> To do: Identify every line in the records below that contains the word "label", and copy each of those lines.

> Information supplied:
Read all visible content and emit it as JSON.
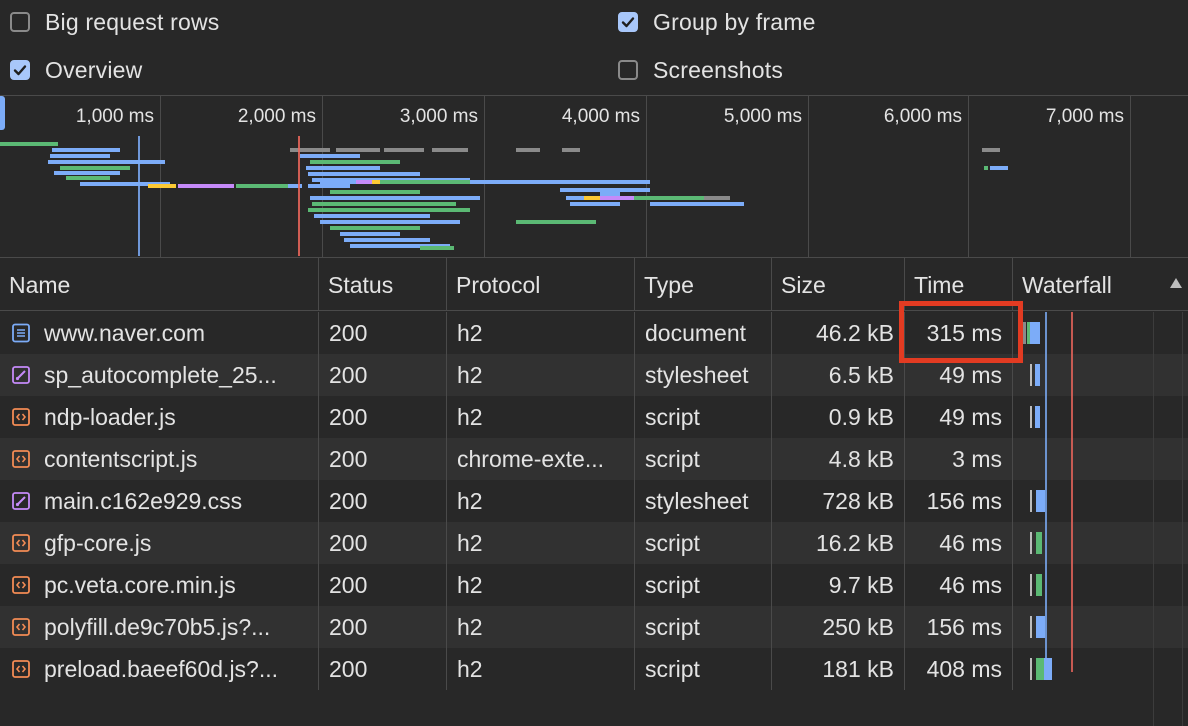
{
  "settings": {
    "big_request_rows": {
      "label": "Big request rows",
      "checked": false
    },
    "group_by_frame": {
      "label": "Group by frame",
      "checked": true
    },
    "overview": {
      "label": "Overview",
      "checked": true
    },
    "screenshots": {
      "label": "Screenshots",
      "checked": false
    }
  },
  "overview": {
    "ticks": [
      "1,000 ms",
      "2,000 ms",
      "3,000 ms",
      "4,000 ms",
      "5,000 ms",
      "6,000 ms",
      "7,000 ms"
    ],
    "colors": {
      "document": "#7cacf8",
      "script": "#5bb974",
      "style": "#c58af9",
      "image": "#fcc934",
      "other": "#8a8a8a",
      "domcontent": "#7cacf8",
      "load": "#ee675c"
    }
  },
  "table": {
    "headers": {
      "name": "Name",
      "status": "Status",
      "protocol": "Protocol",
      "type": "Type",
      "size": "Size",
      "time": "Time",
      "waterfall": "Waterfall"
    },
    "rows": [
      {
        "icon": "document-icon",
        "name": "www.naver.com",
        "status": "200",
        "protocol": "h2",
        "type": "document",
        "size": "46.2 kB",
        "time": "315 ms"
      },
      {
        "icon": "stylesheet-icon",
        "name": "sp_autocomplete_25...",
        "status": "200",
        "protocol": "h2",
        "type": "stylesheet",
        "size": "6.5 kB",
        "time": "49 ms"
      },
      {
        "icon": "script-icon",
        "name": "ndp-loader.js",
        "status": "200",
        "protocol": "h2",
        "type": "script",
        "size": "0.9 kB",
        "time": "49 ms"
      },
      {
        "icon": "script-icon",
        "name": "contentscript.js",
        "status": "200",
        "protocol": "chrome-exte...",
        "type": "script",
        "size": "4.8 kB",
        "time": "3 ms"
      },
      {
        "icon": "stylesheet-icon",
        "name": "main.c162e929.css",
        "status": "200",
        "protocol": "h2",
        "type": "stylesheet",
        "size": "728 kB",
        "time": "156 ms"
      },
      {
        "icon": "script-icon",
        "name": "gfp-core.js",
        "status": "200",
        "protocol": "h2",
        "type": "script",
        "size": "16.2 kB",
        "time": "46 ms"
      },
      {
        "icon": "script-icon",
        "name": "pc.veta.core.min.js",
        "status": "200",
        "protocol": "h2",
        "type": "script",
        "size": "9.7 kB",
        "time": "46 ms"
      },
      {
        "icon": "script-icon",
        "name": "polyfill.de9c70b5.js?...",
        "status": "200",
        "protocol": "h2",
        "type": "script",
        "size": "250 kB",
        "time": "156 ms"
      },
      {
        "icon": "script-icon",
        "name": "preload.baeef60d.js?...",
        "status": "200",
        "protocol": "h2",
        "type": "script",
        "size": "181 kB",
        "time": "408 ms"
      }
    ]
  },
  "colors": {
    "background": "#282828",
    "row_alt": "#313131",
    "highlight": "#e23b22",
    "checkbox_on": "#a8c7fa",
    "stylesheet_icon": "#c58af9",
    "script_icon": "#f28b54",
    "document_icon": "#7cacf8"
  }
}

> Solution below:
      "label": "Big request rows",
      "label": "Group by frame",
      "label": "Overview",
      "label": "Screenshots",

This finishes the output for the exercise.